• _Exercise details_: Find every line in the records that holds the string "text". Copy each one.
━━ Working data
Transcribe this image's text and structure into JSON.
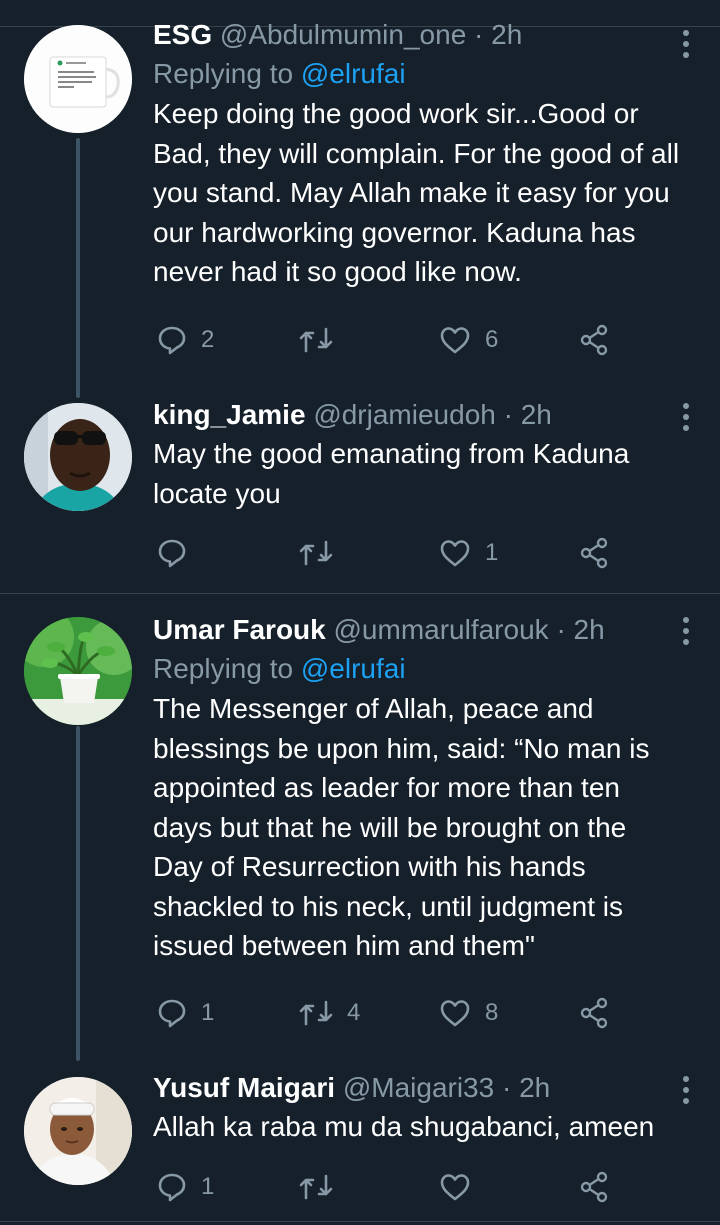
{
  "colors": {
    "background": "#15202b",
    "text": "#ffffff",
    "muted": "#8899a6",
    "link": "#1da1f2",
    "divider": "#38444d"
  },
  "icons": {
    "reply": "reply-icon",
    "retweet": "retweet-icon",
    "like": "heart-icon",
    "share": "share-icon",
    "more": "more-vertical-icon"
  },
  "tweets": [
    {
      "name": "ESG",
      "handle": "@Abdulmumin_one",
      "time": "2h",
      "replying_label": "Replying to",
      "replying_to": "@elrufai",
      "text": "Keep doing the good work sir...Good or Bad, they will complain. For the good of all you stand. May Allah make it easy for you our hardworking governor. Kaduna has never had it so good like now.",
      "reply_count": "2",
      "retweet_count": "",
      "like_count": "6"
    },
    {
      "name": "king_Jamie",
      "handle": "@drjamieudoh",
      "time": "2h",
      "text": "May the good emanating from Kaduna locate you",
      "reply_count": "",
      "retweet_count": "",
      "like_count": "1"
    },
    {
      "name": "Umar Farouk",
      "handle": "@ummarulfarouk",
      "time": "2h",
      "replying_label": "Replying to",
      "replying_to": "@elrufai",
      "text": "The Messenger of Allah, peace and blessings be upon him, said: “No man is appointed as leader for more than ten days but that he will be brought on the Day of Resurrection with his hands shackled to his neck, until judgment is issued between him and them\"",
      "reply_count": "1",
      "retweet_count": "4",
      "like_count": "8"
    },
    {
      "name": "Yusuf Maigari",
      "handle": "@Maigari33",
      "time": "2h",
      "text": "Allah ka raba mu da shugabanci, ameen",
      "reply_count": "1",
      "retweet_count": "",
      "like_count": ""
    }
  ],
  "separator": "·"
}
━━━━
━━ Working data
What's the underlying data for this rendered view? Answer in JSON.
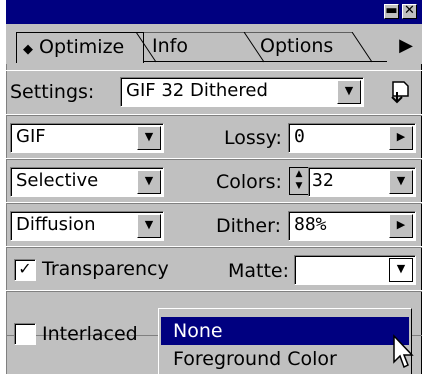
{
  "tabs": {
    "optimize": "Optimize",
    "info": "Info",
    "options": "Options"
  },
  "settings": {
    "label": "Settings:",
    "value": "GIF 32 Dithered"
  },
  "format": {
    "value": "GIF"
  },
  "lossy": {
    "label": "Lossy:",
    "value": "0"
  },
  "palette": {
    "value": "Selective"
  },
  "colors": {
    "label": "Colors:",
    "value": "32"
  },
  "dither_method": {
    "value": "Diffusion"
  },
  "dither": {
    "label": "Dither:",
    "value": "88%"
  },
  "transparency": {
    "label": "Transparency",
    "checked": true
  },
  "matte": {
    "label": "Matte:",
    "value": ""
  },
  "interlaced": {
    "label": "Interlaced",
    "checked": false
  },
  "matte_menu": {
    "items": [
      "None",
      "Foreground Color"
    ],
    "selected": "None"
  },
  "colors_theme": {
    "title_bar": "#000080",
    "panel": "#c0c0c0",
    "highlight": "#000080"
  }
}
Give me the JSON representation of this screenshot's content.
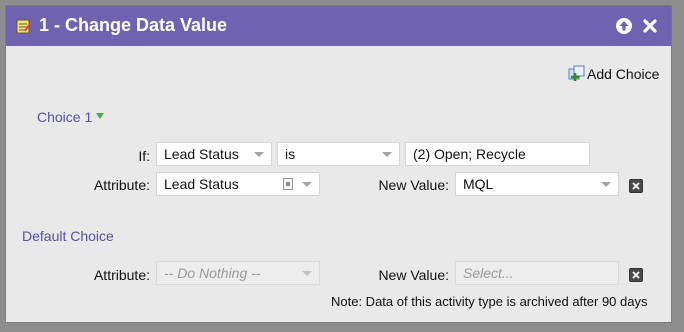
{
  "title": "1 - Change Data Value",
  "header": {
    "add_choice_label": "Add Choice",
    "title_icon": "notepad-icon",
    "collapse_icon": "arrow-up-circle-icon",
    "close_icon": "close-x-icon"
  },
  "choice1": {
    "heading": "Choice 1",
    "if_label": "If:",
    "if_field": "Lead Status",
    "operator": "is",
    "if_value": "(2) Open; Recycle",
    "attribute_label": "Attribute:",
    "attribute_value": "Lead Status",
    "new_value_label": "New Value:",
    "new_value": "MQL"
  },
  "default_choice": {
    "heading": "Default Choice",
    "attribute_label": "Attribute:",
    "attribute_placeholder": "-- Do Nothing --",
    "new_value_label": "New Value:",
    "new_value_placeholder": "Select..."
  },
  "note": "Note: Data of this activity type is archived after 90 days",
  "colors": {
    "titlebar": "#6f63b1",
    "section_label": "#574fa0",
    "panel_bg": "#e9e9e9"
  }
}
━━━━
• _Output for this task_:
Transcribe this image's text and structure into JSON.
    "text": "#ffffff",
      "text": "Keep doing the good work sir...Good or Bad, they will complain. For the good of all you stand. May Allah make it easy for you our hardworking governor. Kaduna has never had it so good like now.",
      "text": "May the good emanating from Kaduna locate you",
      "text": "The Messenger of Allah, peace and blessings be upon him, said: “No man is appointed as leader for more than ten days but that he will be brought on the Day of Resurrection with his hands shackled to his neck, until judgment is issued between him and them\"",
      "text": "Allah ka raba mu da shugabanci, ameen",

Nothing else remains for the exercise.